* Short exercise:
Retype the lines from the one that contains "Annotate this image: element" through the one that contains "z-axis-line <box>1018 145 1026 520</box>", including both of those lines.
--- Input data ---
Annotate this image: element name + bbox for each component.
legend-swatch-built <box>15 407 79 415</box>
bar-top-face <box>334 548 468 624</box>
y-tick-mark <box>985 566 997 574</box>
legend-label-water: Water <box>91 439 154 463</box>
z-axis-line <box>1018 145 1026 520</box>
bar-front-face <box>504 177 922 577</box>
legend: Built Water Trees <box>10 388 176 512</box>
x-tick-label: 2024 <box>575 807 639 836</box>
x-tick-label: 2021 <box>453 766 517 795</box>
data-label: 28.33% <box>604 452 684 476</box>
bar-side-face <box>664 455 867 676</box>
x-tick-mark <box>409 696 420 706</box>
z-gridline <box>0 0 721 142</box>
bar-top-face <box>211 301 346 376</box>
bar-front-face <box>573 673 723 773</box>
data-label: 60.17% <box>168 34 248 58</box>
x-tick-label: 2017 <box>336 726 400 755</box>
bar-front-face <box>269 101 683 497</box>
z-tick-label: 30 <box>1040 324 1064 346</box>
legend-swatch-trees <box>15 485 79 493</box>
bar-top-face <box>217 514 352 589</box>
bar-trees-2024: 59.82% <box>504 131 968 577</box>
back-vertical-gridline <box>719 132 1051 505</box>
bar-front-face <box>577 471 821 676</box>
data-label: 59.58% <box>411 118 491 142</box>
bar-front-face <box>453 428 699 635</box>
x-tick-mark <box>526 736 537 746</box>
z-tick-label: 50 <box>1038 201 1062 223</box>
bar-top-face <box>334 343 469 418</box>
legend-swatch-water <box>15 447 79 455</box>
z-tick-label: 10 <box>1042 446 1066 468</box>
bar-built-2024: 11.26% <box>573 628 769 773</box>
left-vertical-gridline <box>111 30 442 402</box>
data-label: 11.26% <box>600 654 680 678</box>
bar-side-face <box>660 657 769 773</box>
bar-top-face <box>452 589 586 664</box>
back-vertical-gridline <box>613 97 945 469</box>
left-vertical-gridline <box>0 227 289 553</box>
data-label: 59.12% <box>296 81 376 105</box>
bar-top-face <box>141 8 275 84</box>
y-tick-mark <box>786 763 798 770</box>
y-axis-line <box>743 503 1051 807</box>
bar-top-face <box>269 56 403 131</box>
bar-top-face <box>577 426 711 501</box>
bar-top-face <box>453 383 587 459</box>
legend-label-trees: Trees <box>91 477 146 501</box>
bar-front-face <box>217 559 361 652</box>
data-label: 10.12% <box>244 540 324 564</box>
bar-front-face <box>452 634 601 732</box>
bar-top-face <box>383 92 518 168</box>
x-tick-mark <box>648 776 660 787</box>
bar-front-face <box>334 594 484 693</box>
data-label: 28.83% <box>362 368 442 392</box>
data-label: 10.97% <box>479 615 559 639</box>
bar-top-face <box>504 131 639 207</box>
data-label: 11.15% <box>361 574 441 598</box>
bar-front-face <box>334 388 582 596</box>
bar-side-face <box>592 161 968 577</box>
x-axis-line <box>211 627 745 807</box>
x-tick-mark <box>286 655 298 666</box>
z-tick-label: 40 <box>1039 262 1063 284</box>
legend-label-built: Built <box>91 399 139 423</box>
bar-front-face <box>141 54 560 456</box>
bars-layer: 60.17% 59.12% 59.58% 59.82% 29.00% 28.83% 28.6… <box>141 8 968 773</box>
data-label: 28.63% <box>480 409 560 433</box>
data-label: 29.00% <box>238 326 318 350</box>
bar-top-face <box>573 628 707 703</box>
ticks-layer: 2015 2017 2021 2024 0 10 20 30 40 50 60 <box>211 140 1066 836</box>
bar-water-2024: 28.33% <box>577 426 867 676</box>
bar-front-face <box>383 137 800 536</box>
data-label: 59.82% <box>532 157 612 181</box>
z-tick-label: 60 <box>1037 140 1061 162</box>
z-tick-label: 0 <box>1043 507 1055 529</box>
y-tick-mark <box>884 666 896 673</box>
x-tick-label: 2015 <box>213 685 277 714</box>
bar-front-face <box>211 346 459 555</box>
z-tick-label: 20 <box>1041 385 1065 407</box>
---
--- Input data ---
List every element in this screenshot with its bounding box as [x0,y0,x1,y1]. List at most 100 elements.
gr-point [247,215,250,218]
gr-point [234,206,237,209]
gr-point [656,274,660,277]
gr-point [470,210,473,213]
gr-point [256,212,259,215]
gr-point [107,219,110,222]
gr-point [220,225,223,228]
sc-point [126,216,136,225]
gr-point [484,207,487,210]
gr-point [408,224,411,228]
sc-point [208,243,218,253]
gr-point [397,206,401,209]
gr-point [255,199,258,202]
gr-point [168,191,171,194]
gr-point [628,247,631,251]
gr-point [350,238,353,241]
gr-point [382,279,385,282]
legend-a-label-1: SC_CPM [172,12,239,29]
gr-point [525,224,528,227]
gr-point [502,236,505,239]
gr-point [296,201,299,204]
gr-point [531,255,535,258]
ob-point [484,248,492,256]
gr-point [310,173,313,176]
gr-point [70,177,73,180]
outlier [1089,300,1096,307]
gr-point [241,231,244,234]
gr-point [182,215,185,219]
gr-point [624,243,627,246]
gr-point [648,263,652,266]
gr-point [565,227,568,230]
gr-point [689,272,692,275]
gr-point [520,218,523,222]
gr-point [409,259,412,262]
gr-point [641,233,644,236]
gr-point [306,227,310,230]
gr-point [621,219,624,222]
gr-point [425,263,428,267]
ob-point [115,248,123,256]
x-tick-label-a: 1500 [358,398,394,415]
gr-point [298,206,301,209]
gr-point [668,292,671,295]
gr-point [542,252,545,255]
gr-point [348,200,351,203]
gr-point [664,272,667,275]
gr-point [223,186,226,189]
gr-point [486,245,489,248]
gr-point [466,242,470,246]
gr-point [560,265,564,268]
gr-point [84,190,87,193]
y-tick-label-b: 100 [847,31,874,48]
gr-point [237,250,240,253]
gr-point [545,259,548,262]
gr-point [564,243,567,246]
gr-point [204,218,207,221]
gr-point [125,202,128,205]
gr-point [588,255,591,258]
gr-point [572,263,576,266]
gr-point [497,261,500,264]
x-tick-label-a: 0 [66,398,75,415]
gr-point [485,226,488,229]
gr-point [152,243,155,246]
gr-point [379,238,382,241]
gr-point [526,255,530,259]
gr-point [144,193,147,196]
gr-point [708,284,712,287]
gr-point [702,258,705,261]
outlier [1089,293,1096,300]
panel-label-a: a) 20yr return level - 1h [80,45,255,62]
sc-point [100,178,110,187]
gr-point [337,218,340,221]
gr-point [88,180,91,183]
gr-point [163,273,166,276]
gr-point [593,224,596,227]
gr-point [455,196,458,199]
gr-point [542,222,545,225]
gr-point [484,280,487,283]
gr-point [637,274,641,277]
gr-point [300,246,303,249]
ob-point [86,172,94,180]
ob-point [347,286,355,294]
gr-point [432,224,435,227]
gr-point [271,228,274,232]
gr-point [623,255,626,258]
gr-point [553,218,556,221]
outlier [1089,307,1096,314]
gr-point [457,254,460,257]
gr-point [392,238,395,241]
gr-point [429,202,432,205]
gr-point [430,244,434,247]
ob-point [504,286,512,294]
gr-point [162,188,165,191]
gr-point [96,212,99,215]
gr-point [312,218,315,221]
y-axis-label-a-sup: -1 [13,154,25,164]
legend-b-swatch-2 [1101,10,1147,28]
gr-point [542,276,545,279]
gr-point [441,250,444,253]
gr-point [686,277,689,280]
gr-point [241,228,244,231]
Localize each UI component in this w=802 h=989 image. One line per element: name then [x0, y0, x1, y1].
---
* Answer:
Annotate this image: element name + bbox for each component.
legend-swatch-built <box>15 407 79 415</box>
bar-top-face <box>334 548 468 624</box>
y-tick-mark <box>985 566 997 574</box>
legend-label-water: Water <box>91 439 154 463</box>
z-axis-line <box>1018 145 1026 520</box>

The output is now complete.